## Set task
Read the listing and extract each line that includes the word "bobbin".

.....

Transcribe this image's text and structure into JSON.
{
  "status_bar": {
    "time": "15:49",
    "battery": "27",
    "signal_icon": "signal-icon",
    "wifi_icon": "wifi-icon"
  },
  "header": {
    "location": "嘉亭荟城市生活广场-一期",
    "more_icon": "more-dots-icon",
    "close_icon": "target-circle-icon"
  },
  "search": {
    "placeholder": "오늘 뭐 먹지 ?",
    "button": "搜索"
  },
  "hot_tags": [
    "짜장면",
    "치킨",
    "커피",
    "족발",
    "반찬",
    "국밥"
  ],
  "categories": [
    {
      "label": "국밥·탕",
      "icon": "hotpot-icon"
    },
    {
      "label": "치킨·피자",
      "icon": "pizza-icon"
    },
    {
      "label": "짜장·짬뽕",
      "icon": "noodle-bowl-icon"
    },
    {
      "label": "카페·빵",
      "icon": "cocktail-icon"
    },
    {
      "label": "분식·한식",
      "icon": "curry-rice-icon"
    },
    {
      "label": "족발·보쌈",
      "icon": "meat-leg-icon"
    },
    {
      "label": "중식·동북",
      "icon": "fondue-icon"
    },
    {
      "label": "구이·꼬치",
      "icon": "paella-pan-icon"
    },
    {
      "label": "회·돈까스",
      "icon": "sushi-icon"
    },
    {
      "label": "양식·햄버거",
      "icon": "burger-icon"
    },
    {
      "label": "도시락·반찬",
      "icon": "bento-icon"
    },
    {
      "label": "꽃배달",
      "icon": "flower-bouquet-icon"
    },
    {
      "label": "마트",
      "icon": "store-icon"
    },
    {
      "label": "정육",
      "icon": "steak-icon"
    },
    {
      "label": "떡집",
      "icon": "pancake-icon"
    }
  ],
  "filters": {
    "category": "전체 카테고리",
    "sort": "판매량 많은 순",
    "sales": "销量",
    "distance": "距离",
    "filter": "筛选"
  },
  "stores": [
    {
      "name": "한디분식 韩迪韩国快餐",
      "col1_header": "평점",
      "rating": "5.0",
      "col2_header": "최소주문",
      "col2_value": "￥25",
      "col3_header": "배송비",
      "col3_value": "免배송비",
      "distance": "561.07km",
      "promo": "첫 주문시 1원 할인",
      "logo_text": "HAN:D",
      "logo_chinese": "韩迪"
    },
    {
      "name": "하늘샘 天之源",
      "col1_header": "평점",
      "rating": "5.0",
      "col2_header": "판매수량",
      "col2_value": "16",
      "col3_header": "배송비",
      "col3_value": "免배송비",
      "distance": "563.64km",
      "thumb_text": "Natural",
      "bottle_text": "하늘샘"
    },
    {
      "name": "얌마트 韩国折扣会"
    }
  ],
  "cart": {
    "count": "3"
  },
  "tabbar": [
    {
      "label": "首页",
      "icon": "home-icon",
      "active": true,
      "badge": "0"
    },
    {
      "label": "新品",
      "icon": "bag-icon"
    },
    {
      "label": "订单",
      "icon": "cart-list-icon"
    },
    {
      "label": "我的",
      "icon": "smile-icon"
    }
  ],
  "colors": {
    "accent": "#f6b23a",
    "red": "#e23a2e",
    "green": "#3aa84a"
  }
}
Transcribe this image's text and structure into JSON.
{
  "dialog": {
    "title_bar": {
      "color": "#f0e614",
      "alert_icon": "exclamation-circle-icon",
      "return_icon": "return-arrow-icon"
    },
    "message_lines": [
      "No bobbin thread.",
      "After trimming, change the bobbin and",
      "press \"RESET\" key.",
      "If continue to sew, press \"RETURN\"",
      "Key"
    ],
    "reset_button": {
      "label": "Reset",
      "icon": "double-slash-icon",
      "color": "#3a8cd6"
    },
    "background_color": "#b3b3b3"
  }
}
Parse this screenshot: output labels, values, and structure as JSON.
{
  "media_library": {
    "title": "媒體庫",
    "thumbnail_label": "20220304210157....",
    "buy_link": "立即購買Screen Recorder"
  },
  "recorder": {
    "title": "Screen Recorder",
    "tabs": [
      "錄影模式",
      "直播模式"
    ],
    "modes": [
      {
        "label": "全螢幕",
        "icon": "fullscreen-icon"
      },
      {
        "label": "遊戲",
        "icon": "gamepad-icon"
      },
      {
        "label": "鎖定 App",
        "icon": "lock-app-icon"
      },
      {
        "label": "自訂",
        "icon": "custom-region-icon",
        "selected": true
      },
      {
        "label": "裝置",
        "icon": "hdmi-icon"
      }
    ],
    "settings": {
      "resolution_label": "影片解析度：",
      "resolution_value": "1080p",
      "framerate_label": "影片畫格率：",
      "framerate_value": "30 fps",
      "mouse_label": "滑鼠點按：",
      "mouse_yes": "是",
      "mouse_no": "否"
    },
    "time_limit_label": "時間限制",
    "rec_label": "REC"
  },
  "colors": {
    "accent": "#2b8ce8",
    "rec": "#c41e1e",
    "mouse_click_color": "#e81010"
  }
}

.....

## Answer to the exercise
      "No bobbin thread.",
      "After trimming, change the bobbin and",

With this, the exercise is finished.